>> Start

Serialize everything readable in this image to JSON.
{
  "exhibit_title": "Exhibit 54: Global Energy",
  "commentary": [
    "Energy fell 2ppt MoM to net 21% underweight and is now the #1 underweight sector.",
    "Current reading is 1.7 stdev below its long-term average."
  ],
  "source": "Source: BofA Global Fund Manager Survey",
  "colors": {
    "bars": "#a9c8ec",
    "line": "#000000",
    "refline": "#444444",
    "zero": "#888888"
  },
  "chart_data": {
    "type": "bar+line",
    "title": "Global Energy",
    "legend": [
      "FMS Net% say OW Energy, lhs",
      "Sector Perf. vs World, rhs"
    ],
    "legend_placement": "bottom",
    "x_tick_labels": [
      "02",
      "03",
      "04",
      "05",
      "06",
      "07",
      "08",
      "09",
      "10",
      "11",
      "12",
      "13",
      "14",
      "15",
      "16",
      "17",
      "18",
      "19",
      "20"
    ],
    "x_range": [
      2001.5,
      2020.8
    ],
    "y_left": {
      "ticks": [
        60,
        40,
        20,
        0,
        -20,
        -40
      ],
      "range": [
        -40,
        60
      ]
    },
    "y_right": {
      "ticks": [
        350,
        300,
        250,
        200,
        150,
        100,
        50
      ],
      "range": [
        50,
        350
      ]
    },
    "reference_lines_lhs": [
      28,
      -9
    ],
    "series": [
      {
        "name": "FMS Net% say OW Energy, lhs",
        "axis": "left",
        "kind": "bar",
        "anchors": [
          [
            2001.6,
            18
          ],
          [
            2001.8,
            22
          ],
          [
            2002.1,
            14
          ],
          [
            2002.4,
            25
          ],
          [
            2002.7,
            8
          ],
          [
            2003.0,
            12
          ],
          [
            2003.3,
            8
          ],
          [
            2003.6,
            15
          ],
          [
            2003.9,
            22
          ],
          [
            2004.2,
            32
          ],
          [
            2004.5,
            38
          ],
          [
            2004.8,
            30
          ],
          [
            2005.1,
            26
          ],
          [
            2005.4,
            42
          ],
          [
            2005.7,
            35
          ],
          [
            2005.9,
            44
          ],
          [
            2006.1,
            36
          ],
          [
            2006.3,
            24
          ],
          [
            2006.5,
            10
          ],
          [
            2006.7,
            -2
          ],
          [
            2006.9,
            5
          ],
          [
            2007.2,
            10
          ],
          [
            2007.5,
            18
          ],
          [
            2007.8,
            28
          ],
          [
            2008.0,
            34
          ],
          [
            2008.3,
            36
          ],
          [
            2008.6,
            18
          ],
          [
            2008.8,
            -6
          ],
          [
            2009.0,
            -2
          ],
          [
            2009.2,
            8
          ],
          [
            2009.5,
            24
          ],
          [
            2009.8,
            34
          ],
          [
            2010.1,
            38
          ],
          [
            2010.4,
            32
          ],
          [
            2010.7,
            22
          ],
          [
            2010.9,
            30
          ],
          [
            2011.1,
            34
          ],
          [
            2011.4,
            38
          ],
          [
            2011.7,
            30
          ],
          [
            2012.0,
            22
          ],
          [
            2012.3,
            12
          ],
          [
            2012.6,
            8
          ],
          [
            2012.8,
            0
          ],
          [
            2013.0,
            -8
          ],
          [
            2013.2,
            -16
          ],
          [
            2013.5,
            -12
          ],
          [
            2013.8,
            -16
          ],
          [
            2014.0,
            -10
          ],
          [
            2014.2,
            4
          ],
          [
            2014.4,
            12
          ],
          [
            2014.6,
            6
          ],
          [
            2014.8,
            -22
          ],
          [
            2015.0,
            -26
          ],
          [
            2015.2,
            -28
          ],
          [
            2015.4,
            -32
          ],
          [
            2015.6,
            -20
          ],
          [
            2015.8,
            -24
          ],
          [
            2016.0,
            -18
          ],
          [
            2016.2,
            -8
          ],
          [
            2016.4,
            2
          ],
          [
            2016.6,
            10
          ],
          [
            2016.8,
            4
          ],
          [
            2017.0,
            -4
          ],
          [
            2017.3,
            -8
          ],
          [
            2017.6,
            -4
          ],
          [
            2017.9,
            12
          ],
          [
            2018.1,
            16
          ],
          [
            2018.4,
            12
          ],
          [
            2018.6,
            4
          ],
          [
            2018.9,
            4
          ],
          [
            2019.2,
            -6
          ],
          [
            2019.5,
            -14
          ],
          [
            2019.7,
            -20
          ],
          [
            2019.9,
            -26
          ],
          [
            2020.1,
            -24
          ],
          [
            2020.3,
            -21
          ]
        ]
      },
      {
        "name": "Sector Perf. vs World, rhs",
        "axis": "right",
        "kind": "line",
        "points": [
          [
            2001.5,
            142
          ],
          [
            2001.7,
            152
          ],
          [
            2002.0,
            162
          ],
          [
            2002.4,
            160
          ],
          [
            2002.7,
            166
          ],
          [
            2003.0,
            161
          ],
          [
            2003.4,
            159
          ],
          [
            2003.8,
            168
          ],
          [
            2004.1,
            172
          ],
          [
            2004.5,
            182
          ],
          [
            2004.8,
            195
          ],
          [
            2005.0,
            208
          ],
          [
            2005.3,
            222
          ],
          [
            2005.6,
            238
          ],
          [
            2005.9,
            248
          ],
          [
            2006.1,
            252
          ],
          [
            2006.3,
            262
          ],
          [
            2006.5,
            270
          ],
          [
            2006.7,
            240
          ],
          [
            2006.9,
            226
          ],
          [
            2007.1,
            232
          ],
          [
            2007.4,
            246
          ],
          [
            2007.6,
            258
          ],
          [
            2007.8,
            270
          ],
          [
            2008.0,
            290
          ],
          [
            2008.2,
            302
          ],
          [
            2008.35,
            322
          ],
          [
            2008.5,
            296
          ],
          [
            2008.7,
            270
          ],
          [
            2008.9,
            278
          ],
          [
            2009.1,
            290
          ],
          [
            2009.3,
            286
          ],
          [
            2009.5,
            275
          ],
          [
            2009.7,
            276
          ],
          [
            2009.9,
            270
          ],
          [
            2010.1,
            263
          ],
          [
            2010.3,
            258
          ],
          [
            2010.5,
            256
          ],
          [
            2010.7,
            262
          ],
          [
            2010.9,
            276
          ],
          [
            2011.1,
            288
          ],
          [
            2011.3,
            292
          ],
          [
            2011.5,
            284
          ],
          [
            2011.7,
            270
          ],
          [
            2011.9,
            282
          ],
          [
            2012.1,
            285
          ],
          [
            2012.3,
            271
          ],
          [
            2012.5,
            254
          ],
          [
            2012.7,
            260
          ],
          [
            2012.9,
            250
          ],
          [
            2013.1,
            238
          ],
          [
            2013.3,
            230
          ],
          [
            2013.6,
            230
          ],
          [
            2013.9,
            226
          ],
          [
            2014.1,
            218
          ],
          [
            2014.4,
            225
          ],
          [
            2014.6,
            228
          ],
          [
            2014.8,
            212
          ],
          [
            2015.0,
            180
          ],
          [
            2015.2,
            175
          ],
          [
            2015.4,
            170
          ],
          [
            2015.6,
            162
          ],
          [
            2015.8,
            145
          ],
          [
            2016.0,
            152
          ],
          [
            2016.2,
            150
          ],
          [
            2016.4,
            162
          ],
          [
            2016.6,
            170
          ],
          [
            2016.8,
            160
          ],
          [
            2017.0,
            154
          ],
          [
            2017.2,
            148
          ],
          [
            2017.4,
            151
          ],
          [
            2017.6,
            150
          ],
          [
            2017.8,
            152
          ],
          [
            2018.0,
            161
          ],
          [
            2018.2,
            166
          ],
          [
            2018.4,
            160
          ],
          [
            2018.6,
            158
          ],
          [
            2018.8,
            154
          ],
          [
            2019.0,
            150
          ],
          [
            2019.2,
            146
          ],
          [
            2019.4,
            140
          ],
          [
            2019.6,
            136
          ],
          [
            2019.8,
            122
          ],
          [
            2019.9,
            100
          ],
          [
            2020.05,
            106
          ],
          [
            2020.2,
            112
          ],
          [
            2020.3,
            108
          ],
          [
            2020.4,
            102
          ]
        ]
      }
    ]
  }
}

>> End

Problem to work on
Where a line of the material above holds the string "Global", copy that line.

Expected output
  "exhibit_title": "Exhibit 54: Global Energy",
  "source": "Source: BofA Global Fund Manager Survey",
    "title": "Global Energy",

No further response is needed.